» **RECORDS TO PROCESS**
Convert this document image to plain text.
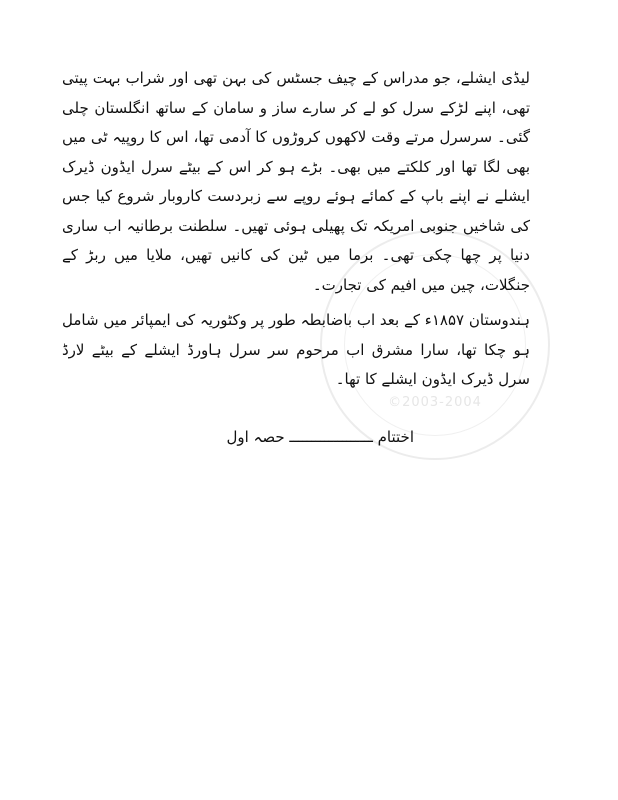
©2003-2004

لیڈی ایشلے، جو مدراس کے چیف جسٹس کی بہن تھی اور شراب بہت پیتی تھی، اپنے لڑکے سرل کو لے کر سارے ساز و سامان کے ساتھ انگلستان چلی گئی۔ سرسرل مرتے وقت لاکھوں کروڑوں کا آدمی تھا، اس کا روپیہ ٹی میں بھی لگا تھا اور کلکتے میں بھی۔ بڑے ہو کر اس کے بیٹے سرل ایڈون ڈیرک ایشلے نے اپنے باپ کے کمائے ہوئے روپے سے زبردست کاروبار شروع کیا جس کی شاخیں جنوبی امریکہ تک پھیلی ہوئی تھیں۔ سلطنت برطانیہ اب ساری دنیا پر چھا چکی تھی۔ برما میں ٹین کی کانیں تھیں، ملایا میں ربڑ کے جنگلات، چین میں افیم کی تجارت۔

ہندوستان ۱۸۵۷ء کے بعد اب باضابطہ طور پر وکٹوریہ کی ایمپائر میں شامل ہو چکا تھا، سارا مشرق اب مرحوم سر سرل ہاورڈ ایشلے کے بیٹے لارڈ سرل ڈیرک ایڈون ایشلے کا تھا۔

اختتام ـــــــــــــــــــ حصہ اول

» **PROBLEM**
Each record above should come back exactly the same, only without its pictures.

» **SOLUTION FOR THIS PROBLEM**
Convert this document image to plain text.
©2003-2004

لیڈی ایشلے، جو مدراس کے چیف جسٹس کی بہن تھی اور شراب بہت پیتی تھی، اپنے لڑکے سرل کو لے کر سارے ساز و سامان کے ساتھ انگلستان چلی گئی۔ سرسرل مرتے وقت لاکھوں کروڑوں کا آدمی تھا، اس کا روپیہ ٹی میں بھی لگا تھا اور کلکتے میں بھی۔ بڑے ہو کر اس کے بیٹے سرل ایڈون ڈیرک ایشلے نے اپنے باپ کے کمائے ہوئے روپے سے زبردست کاروبار شروع کیا جس کی شاخیں جنوبی امریکہ تک پھیلی ہوئی تھیں۔ سلطنت برطانیہ اب ساری دنیا پر چھا چکی تھی۔ برما میں ٹین کی کانیں تھیں، ملایا میں ربڑ کے جنگلات، چین میں افیم کی تجارت۔

ہندوستان ۱۸۵۷ء کے بعد اب باضابطہ طور پر وکٹوریہ کی ایمپائر میں شامل ہو چکا تھا، سارا مشرق اب مرحوم سر سرل ہاورڈ ایشلے کے بیٹے لارڈ سرل ڈیرک ایڈون ایشلے کا تھا۔

اختتام ـــــــــــــــــــ حصہ اول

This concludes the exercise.